Dataset items:

==================================================

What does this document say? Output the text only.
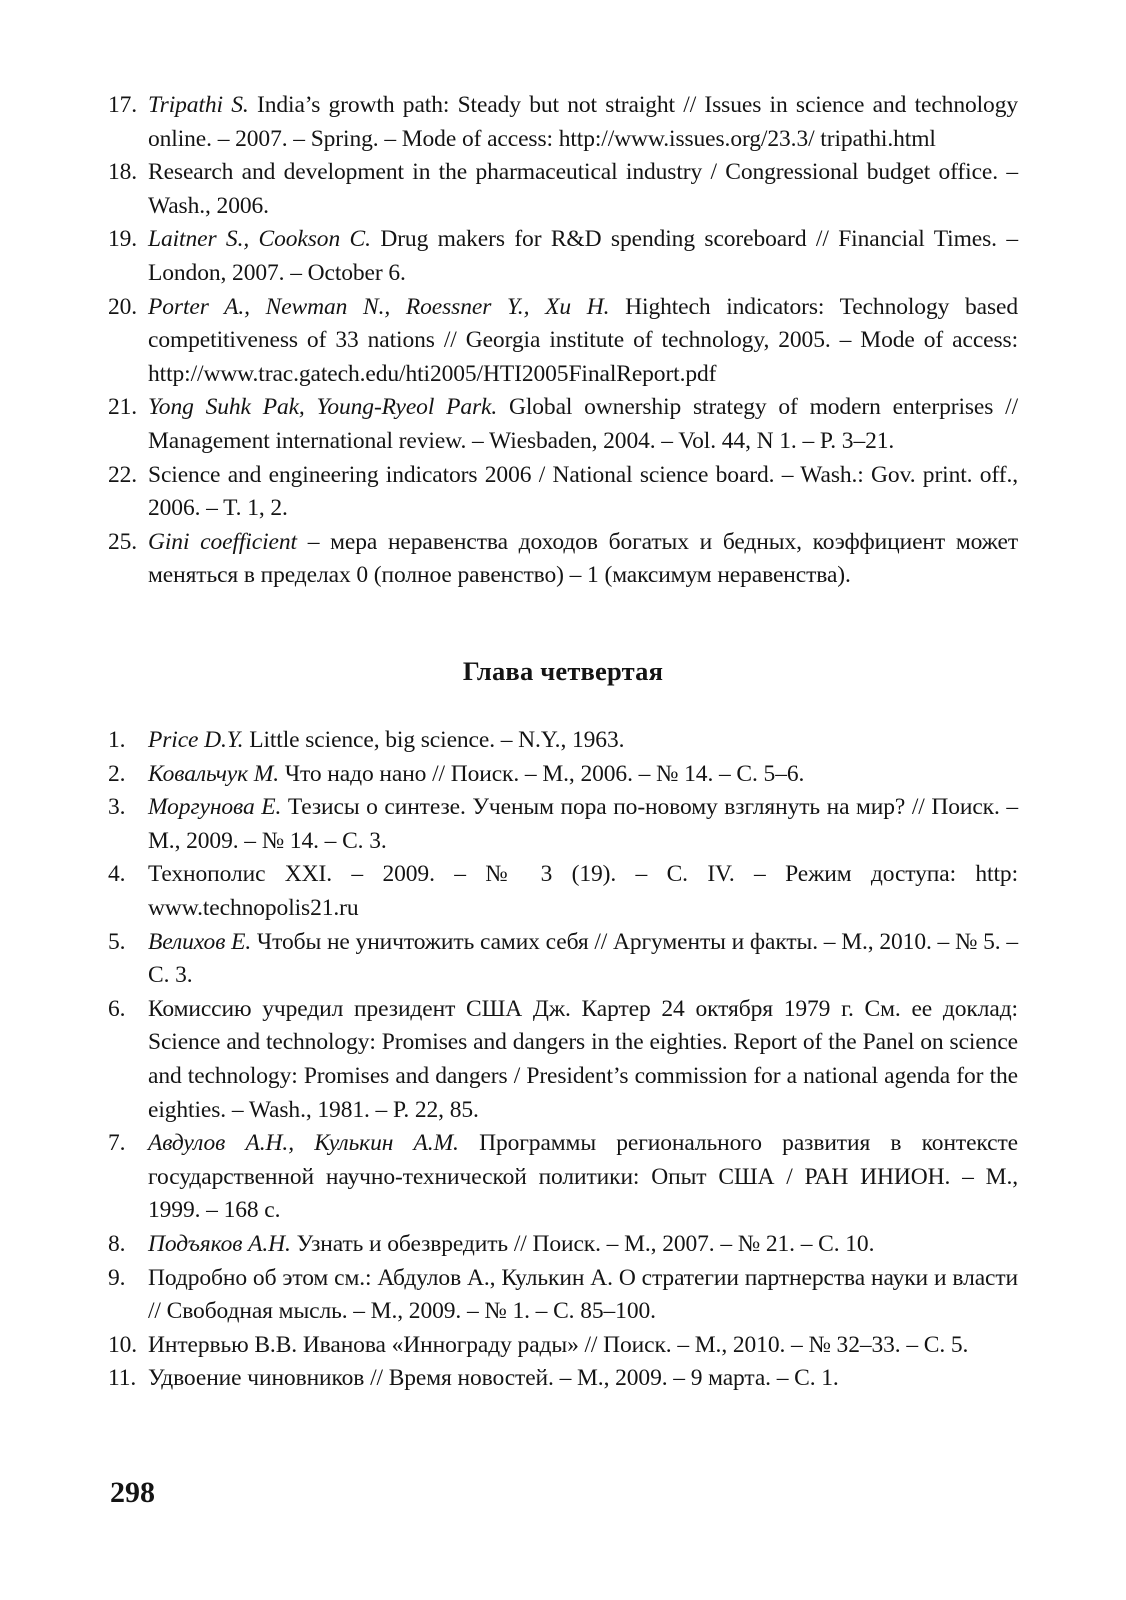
17. Tripathi S. India’s growth path: Steady but not straight // Issues in science and technology online. – 2007. – Spring. – Mode of access: http://www.issues.org/23.3/ tripathi.html
18. Research and development in the pharmaceutical industry / Congressional budget office. – Wash., 2006.
19. Laitner S., Cookson C. Drug makers for R&D spending scoreboard // Financial Times. – London, 2007. – October 6.
20. Porter A., Newman N., Roessner Y., Xu H. Hightech indicators: Technology based competitiveness of 33 nations // Georgia institute of technology, 2005. – Mode of access: http://www.trac.gatech.edu/hti2005/HTI2005FinalReport.pdf
21. Yong Suhk Pak, Young-Ryeol Park. Global ownership strategy of modern enterprises // Management international review. – Wiesbaden, 2004. – Vol. 44, N 1. – P. 3–21.
22. Science and engineering indicators 2006 / National science board. – Wash.: Gov. print. off., 2006. – T. 1, 2.
25. Gini coefficient – мера неравенства доходов богатых и бедных, коэффициент может меняться в пределах 0 (полное равенство) – 1 (максимум неравенства).
Глава четвертая
1. Price D.Y. Little science, big science. – N.Y., 1963.
2. Ковальчук М. Что надо нано // Поиск. – М., 2006. – № 14. – С. 5–6.
3. Моргунова Е. Тезисы о синтезе. Ученым пора по-новому взглянуть на мир? // Поиск. – М., 2009. – № 14. – С. 3.
4. Технополис XXI. – 2009. – № 3 (19). – С. IV. – Режим доступа: http: www.technopolis21.ru
5. Велихов Е. Чтобы не уничтожить самих себя // Аргументы и факты. – М., 2010. – № 5. – С. 3.
6. Комиссию учредил президент США Дж. Картер 24 октября 1979 г. См. ее доклад: Science and technology: Promises and dangers in the eighties. Report of the Panel on science and technology: Promises and dangers / President’s commission for a national agenda for the eighties. – Wash., 1981. – P. 22, 85.
7. Авдулов А.Н., Кулькин А.М. Программы регионального развития в контексте государственной научно-технической политики: Опыт США / РАН ИНИОН. – М., 1999. – 168 с.
8. Подъяков А.Н. Узнать и обезвредить // Поиск. – М., 2007. – № 21. – С. 10.
9. Подробно об этом см.: Абдулов А., Кулькин А. О стратегии партнерства науки и власти // Свободная мысль. – М., 2009. – № 1. – С. 85–100.
10. Интервью В.В. Иванова «Иннограду рады» // Поиск. – М., 2010. – № 32–33. – С. 5.
11. Удвоение чиновников // Время новостей. – М., 2009. – 9 марта. – С. 1.
298
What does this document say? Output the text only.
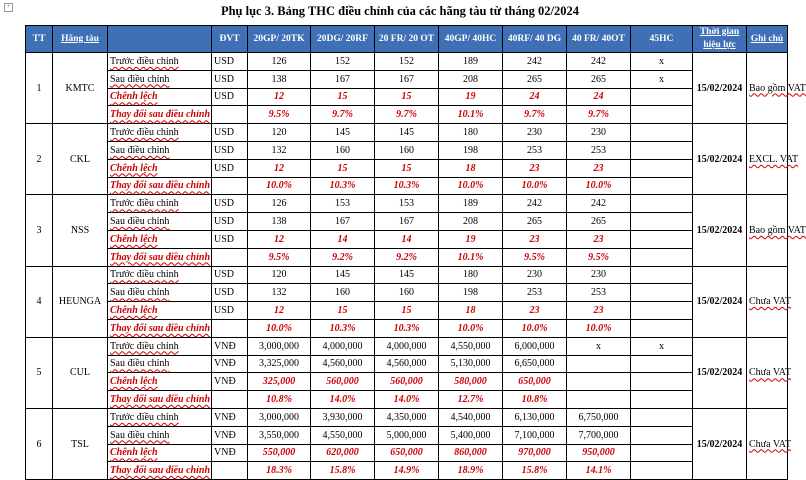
+	Phụ lục 3. Bảng THC điều chỉnh của các hãng tàu từ tháng 02/2024
TT	Hãng tàu		ĐVT	20GP/ 20TK	20DG/ 20RF	20 FR/ 20 OT	40GP/ 40HC	40RF/ 40 DG	40 FR/ 40OT	45HC	Thời gian hiệu lực	Ghi chú
1	KMTC	Trước điều chỉnh	USD	126	152	152	189	242	242	x	15/02/2024	Bao gồm VAT
		Sau điều chỉnh	USD	138	167	167	208	265	265	x		
		Chênh lệch	USD	12	15	15	19	24	24			
		Thay đổi sau điều chỉnh		9.5%	9.7%	9.7%	10.1%	9.7%	9.7%			
2	CKL	Trước điều chỉnh	USD	120	145	145	180	230	230		15/02/2024	EXCL. VAT
		Sau điều chỉnh	USD	132	160	160	198	253	253			
		Chênh lệch	USD	12	15	15	18	23	23			
		Thay đổi sau điều chỉnh		10.0%	10.3%	10.3%	10.0%	10.0%	10.0%			
3	NSS	Trước điều chỉnh	USD	126	153	153	189	242	242		15/02/2024	Bao gồm VAT
		Sau điều chỉnh	USD	138	167	167	208	265	265			
		Chênh lệch	USD	12	14	14	19	23	23			
		Thay đổi sau điều chỉnh		9.5%	9.2%	9.2%	10.1%	9.5%	9.5%			
4	HEUNGA	Trước điều chỉnh	USD	120	145	145	180	230	230		15/02/2024	Chưa VAT
		Sau điều chỉnh	USD	132	160	160	198	253	253			
		Chênh lệch	USD	12	15	15	18	23	23			
		Thay đổi sau điều chỉnh		10.0%	10.3%	10.3%	10.0%	10.0%	10.0%			
5	CUL	Trước điều chỉnh	VNĐ	3,000,000	4,000,000	4,000,000	4,550,000	6,000,000	x	x	15/02/2024	Chưa VAT
		Sau điều chỉnh	VNĐ	3,325,000	4,560,000	4,560,000	5,130,000	6,650,000				
		Chênh lệch	VNĐ	325,000	560,000	560,000	580,000	650,000				
		Thay đổi sau điều chỉnh		10.8%	14.0%	14.0%	12.7%	10.8%				
6	TSL	Trước điều chỉnh	VNĐ	3,000,000	3,930,000	4,350,000	4,540,000	6,130,000	6,750,000		15/02/2024	Chưa VAT
		Sau điều chỉnh	VNĐ	3,550,000	4,550,000	5,000,000	5,400,000	7,100,000	7,700,000			
		Chênh lệch	VNĐ	550,000	620,000	650,000	860,000	970,000	950,000			
		Thay đổi sau điều chỉnh		18.3%	15.8%	14.9%	18.9%	15.8%	14.1%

==================================================

(Objective) Select all lines with the word "http" from the entries above.

(Problem solution)
17. Tripathi S. India’s growth path: Steady but not straight // Issues in science and technology online. – 2007. – Spring. – Mode of access: http://www.issues.org/23.3/ tripathi.html
20. Porter A., Newman N., Roessner Y., Xu H. Hightech indicators: Technology based competitiveness of 33 nations // Georgia institute of technology, 2005. – Mode of access: http://www.trac.gatech.edu/hti2005/HTI2005FinalReport.pdf
4. Технополис XXI. – 2009. – № 3 (19). – С. IV. – Режим доступа: http: www.technopolis21.ru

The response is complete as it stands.